Article:
=====

On Sunday, March 2, 2014 2:45:47 AM UTC-8, Harald Schilly wrote:
>
> On Thu, Feb 27, 2014 at 11:26 PM, rjf <fat...@gmail.com <javascript:>> 
> wrote: 
> > So how does it stack up as 
> > (a) user experience? 
>
> I have some contact with others teaching MMA, and what struck me when 
> watching the demo video in regard of UX is, that there are two major 
> shortcomings. 
>
> First, it's inconsistent. If something doesn't work out as it should, 
> there is no clear path how to get there, because it depends heavily on 
> what you have already done so far. That's frustrating for the teachers 
> and also for the students.

=====

Raw data:
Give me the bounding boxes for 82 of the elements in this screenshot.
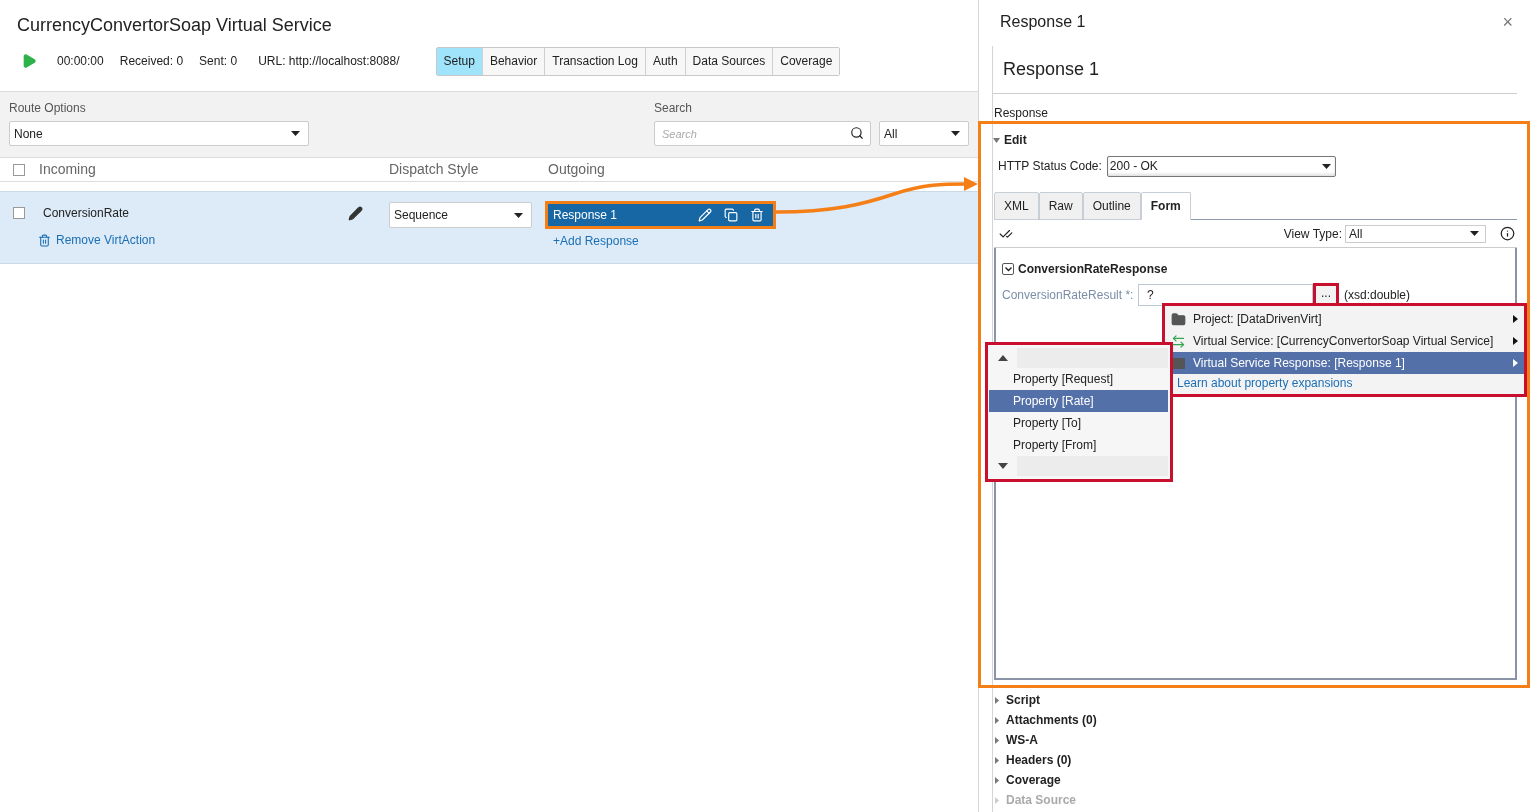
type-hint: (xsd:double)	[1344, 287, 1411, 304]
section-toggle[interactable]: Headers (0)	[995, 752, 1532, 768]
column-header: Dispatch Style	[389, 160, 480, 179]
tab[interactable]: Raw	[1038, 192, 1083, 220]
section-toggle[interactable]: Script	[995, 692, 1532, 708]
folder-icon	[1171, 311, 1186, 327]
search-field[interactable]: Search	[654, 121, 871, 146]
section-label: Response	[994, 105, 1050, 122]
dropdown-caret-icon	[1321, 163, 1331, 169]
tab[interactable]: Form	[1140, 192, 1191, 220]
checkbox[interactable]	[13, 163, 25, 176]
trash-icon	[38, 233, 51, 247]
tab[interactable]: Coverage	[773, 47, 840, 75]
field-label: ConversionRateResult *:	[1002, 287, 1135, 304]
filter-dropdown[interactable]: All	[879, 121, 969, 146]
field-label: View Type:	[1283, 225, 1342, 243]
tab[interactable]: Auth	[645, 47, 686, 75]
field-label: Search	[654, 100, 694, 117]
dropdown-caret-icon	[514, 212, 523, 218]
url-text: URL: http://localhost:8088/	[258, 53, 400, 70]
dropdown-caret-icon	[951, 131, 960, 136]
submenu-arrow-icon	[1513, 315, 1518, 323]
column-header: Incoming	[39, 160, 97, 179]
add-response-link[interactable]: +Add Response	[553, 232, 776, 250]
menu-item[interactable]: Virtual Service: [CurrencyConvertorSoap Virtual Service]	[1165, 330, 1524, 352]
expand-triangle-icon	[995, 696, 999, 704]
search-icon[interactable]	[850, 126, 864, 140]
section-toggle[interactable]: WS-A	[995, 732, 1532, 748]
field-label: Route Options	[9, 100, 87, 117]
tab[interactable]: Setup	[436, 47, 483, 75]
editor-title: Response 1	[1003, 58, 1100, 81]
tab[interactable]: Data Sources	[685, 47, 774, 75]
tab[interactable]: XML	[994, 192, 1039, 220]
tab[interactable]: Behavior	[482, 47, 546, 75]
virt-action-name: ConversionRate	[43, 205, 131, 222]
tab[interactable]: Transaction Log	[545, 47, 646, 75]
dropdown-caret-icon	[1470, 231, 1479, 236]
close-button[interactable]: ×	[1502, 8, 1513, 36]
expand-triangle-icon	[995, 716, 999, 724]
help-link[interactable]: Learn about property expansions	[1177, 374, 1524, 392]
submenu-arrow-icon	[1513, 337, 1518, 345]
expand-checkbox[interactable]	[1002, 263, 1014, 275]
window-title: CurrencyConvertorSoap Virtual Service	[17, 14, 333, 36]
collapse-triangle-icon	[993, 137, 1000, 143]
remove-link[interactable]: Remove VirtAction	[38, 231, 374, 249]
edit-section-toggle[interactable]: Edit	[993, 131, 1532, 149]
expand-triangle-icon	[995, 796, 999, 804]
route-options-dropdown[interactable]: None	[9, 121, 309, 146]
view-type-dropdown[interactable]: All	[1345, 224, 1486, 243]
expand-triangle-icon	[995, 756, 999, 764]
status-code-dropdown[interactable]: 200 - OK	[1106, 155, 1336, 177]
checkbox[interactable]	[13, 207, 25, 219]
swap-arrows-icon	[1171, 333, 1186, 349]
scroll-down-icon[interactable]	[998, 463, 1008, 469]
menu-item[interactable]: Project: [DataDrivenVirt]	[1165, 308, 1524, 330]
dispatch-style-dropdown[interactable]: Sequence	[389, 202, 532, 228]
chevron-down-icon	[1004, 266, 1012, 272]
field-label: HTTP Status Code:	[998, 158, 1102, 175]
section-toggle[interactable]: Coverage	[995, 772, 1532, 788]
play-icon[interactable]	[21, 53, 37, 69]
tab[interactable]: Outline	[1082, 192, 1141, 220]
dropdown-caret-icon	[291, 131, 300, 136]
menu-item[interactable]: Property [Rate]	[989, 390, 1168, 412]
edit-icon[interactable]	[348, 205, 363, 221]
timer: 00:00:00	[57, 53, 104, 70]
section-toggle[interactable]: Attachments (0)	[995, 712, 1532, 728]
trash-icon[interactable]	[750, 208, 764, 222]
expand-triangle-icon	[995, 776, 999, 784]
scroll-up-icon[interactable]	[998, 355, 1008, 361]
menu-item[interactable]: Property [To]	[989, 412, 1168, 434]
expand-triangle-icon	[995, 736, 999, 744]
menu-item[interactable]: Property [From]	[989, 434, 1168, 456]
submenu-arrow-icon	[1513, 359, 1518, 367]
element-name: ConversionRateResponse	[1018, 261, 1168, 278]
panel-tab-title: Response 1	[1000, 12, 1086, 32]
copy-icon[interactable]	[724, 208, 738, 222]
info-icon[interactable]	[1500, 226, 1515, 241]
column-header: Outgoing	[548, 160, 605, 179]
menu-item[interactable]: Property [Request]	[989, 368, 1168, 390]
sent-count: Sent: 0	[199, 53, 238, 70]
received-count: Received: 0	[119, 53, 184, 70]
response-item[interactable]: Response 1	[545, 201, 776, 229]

=====

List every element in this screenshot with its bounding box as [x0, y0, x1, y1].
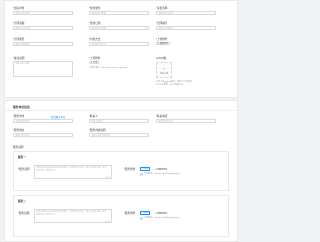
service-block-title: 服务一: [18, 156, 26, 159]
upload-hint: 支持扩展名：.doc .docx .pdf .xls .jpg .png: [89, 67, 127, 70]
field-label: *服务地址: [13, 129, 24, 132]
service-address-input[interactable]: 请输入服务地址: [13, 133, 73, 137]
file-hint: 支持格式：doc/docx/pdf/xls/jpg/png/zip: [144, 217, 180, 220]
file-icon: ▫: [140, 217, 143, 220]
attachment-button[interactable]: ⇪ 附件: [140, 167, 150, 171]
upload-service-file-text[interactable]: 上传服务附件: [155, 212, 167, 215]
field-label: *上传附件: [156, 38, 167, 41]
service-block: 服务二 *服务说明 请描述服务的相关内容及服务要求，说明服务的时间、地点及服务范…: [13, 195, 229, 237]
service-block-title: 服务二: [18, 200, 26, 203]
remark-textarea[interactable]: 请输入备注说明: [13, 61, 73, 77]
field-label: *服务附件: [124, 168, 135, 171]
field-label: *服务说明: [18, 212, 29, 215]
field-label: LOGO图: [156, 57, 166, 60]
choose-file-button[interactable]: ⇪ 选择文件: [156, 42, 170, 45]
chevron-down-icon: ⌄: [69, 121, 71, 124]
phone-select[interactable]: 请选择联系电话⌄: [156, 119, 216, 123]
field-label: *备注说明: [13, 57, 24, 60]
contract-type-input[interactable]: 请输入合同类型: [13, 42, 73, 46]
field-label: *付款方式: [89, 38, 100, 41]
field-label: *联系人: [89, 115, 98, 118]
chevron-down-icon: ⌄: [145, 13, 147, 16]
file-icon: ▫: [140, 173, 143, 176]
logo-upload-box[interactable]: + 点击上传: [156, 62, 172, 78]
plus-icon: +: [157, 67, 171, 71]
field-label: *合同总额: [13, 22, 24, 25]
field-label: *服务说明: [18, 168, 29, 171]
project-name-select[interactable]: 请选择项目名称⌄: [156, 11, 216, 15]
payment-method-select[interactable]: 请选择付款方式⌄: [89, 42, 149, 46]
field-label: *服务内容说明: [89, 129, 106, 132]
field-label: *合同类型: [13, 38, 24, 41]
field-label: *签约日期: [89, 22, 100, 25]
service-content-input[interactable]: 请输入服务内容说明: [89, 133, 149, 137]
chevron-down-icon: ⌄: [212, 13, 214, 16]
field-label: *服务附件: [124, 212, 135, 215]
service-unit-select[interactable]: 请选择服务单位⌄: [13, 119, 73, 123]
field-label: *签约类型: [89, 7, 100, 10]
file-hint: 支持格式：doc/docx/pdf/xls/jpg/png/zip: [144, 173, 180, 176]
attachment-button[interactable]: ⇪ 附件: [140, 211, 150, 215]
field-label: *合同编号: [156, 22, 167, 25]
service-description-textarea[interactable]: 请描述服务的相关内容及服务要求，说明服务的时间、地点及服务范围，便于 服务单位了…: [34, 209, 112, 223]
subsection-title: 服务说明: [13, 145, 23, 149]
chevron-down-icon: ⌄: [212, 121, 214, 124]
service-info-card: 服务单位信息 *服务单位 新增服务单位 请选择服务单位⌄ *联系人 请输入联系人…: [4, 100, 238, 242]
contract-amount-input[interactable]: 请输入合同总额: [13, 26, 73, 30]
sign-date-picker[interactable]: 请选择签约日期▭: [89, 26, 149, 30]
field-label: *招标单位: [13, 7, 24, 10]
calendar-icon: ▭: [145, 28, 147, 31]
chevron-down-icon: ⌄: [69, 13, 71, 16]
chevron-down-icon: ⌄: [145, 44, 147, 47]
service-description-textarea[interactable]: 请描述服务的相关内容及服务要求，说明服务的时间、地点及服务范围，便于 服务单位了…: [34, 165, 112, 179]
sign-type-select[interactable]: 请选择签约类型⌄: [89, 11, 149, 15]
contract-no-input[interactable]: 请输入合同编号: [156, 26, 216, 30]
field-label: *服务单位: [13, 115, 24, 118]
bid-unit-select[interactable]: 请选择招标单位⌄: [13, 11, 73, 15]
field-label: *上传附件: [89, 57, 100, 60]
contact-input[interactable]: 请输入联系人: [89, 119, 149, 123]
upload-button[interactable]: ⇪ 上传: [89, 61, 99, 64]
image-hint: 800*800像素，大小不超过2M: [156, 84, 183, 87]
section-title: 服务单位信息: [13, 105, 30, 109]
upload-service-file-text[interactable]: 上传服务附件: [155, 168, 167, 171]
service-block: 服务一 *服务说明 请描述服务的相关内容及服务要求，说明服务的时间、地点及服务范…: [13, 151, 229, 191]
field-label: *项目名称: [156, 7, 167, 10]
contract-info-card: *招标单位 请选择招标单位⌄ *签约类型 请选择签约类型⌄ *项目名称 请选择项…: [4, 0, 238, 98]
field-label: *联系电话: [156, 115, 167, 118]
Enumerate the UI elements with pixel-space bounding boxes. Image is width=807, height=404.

=====

Exercise directions:
Can you return, word for word, the part of the email on user experience starting at "On Sunday, March" and ending at "(a) user experience?"? The records come from a different source than the email.

Answer in full:
On Sunday, March 2, 2014 2:45:47 AM UTC-8, Harald Schilly wrote:
>
> On Thu, Feb 27, 2014 at 11:26 PM, rjf <fat...@gmail.com <javascript:>> 
> wrote: 
> > So how does it stack up as 
> > (a) user experience?